▶ _EXERCISE DIRECTIONS_:
Continue the blog post about wanting to become a novelist from the point where it stops, picking up right after the line about the character stealing the writer's voice.

▶ _DOCUMENT SECTION_:
Tuesday, March 22, 2011

No one said it would be easy

Highly edited photo of a sticker at the bottom of a street lamp near our apartment in SF.
Around the age of 13 or 14, even though my strongest subjects in school had always been math and science, I latched on to the idea that I wanted to be a novelist. A writer. I loved imagining that someday the dog-eared book on someone's nightstand would have my name on the cover.

Now even though I wanted to be a writer, I didn't really spend a lot of time writing. I wasn't bad at writing, but I didn't do it unless there was a reason - an assignment, report, paper, etc. On the other hand, I loved to read. Summers were spent waking up to pull the novel from my bedside and reading it until I could barely walk downstairs because I was fainting with hunger. Libraries weren't safe from my methodical hand (still aren't) as I would check out as many books as they would allow at a time.

Still, the idea of writing books was so strong in my imagination that I purposefully went to a university with a Creative Writing program. Ever the over-achiever, once I was at college, I found myself adding a second major - Music - and soon falling in love with Dance, which would become my minor on top of my two majors.  As a side note, they don't let students at my university have two majors and a minor any more and I totally understand why. Yet somehow, amidst all of the rehearsals, classes, performances, my campus job, studying abroad, etc, I managed to get myself in the position of writing a thesis for my Creative Writing major during my senior year.

Now a thesis for a Creative Writing major sounds great, right? No research. No documenting sources. No experiments or data. Just doing what I had dreamed about doing - writing. My thesis was to be a novela that told the story of young girl from an Arthurian story I had read in one of my literature courses. She was a minor character in the story who did an amazing thing that was glossed over to get to the more important parts about, you know, the men. So, I was going to give her a voice and story. Sadly, she ended up stealing mine.

▶ _EXTRACTED MATERIAL_:
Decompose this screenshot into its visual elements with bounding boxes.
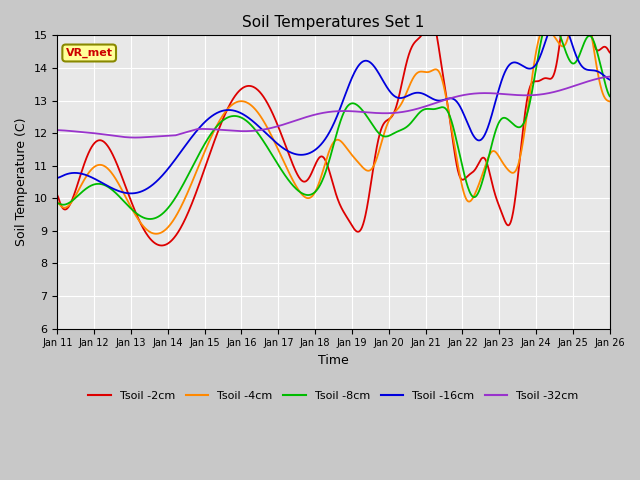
- Tsoil -32cm: [288, 119, 296, 125]
- Tsoil -16cm: [119, 190, 127, 195]
- Tsoil -2cm: [54, 192, 61, 198]
- Tsoil -8cm: [300, 191, 307, 197]
- Tsoil -2cm: [288, 160, 296, 166]
- Tsoil -32cm: [368, 110, 376, 116]
- Line: Tsoil -16cm: Tsoil -16cm: [58, 19, 610, 193]
- Tsoil -32cm: [300, 115, 307, 121]
- Tsoil -16cm: [300, 152, 307, 157]
- Tsoil -2cm: [368, 173, 376, 179]
- Tsoil -2cm: [96, 137, 104, 143]
- Tsoil -2cm: [300, 179, 307, 184]
- Tsoil -16cm: [606, 77, 614, 83]
- Tsoil -16cm: [310, 148, 317, 154]
- Tsoil -4cm: [606, 98, 614, 104]
- Tsoil -4cm: [152, 231, 160, 237]
- Tsoil -8cm: [606, 94, 614, 99]
- Tsoil -8cm: [368, 121, 376, 127]
- Tsoil -4cm: [300, 193, 307, 199]
- Tsoil -16cm: [127, 191, 135, 196]
- Tsoil -8cm: [96, 181, 104, 187]
- Tsoil -16cm: [288, 150, 296, 156]
- Text: VR_met: VR_met: [66, 48, 113, 58]
- Tsoil -4cm: [368, 166, 376, 171]
- Tsoil -4cm: [288, 176, 296, 182]
- Tsoil -16cm: [550, 16, 558, 22]
- Title: Soil Temperatures Set 1: Soil Temperatures Set 1: [243, 15, 425, 30]
- Tsoil -16cm: [96, 179, 104, 185]
- Tsoil -2cm: [559, 16, 567, 22]
- Tsoil -8cm: [545, 16, 552, 22]
- Tsoil -8cm: [310, 191, 317, 196]
- Tsoil -8cm: [54, 200, 61, 206]
- Line: Tsoil -8cm: Tsoil -8cm: [58, 19, 610, 219]
- Tsoil -4cm: [54, 199, 61, 205]
- Tsoil -8cm: [119, 197, 127, 203]
- Tsoil -4cm: [96, 162, 104, 168]
- Tsoil -8cm: [288, 181, 296, 187]
- Line: Tsoil -4cm: Tsoil -4cm: [58, 19, 610, 234]
- Tsoil -16cm: [54, 175, 61, 181]
- Tsoil -2cm: [310, 166, 317, 172]
- Line: Tsoil -2cm: Tsoil -2cm: [58, 19, 610, 245]
- Tsoil -2cm: [158, 242, 166, 248]
- Tsoil -32cm: [96, 131, 104, 137]
- Tsoil -2cm: [606, 49, 614, 55]
- Tsoil -4cm: [310, 192, 317, 197]
- X-axis label: Time: Time: [318, 354, 349, 367]
- Y-axis label: Soil Temperature (C): Soil Temperature (C): [15, 118, 28, 246]
- Tsoil -8cm: [146, 216, 154, 222]
- Tsoil -32cm: [310, 112, 317, 118]
- Tsoil -4cm: [568, 16, 576, 22]
- Tsoil -32cm: [119, 134, 127, 140]
- Tsoil -32cm: [131, 135, 139, 141]
- Line: Tsoil -32cm: Tsoil -32cm: [58, 77, 610, 138]
- Legend: Tsoil -2cm, Tsoil -4cm, Tsoil -8cm, Tsoil -16cm, Tsoil -32cm: Tsoil -2cm, Tsoil -4cm, Tsoil -8cm, Tsoi…: [84, 386, 583, 405]
- Tsoil -4cm: [119, 188, 127, 194]
- Tsoil -16cm: [368, 61, 376, 67]
- Tsoil -32cm: [606, 74, 614, 80]
- Tsoil -32cm: [54, 127, 61, 133]
- Tsoil -2cm: [119, 176, 127, 181]
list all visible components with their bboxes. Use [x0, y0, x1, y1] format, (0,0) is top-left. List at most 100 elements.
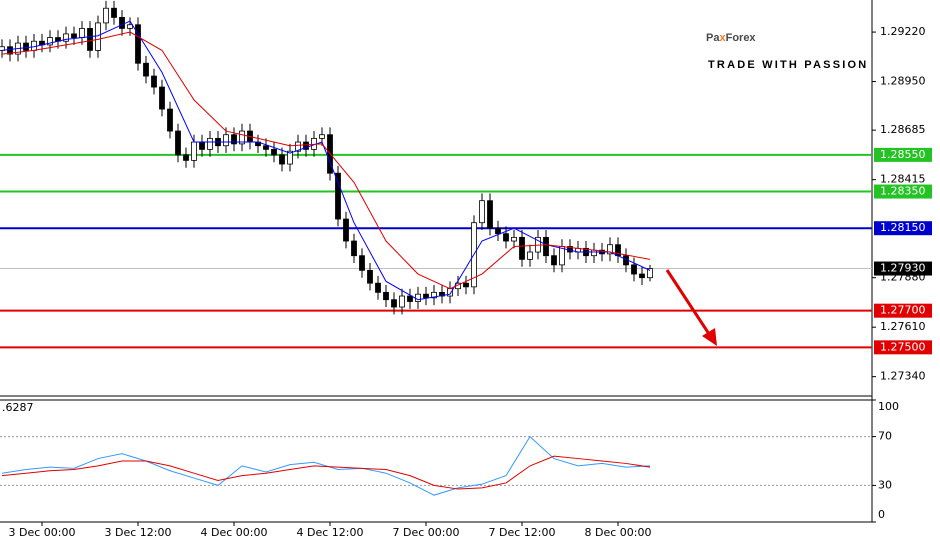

▶ _THE RESPONSE_:
Early on in the process, I started to panic a little bit.  Over three years, I had never created a habit of writing so actually making the time to do it was very difficult. And when I did make the time, I couldn't think of anything to write. After a few months of struggling, I had pretty much psyched myself out. My story revolved around my character doing nothing over and over again. I couldn't articulate my problems to my advisor, so I just kept trudging along, alone and afraid of when everyone would find out that my work wasn't really going anywhere.

Needless to say about three weeks before my thesis was due, the lack of anything substantial in my writing came to light. And the stress and negative feedback from my advisor over the following weeks was enough to make it completely impossible for me to write for the next two years. Slowly over time and with help of amazing mentors in the dance community, I was able to begin writing again. It's been seven years this May since I graduated from college and I still struggle with writing today.

But each little step - carrying a notebook around to jot ideas in, writing a grant for the organization I worked for, starting a blog with my mom - is helping me get over the trauma of that experience and to continue struggling towards my dream of my own dog-eared book.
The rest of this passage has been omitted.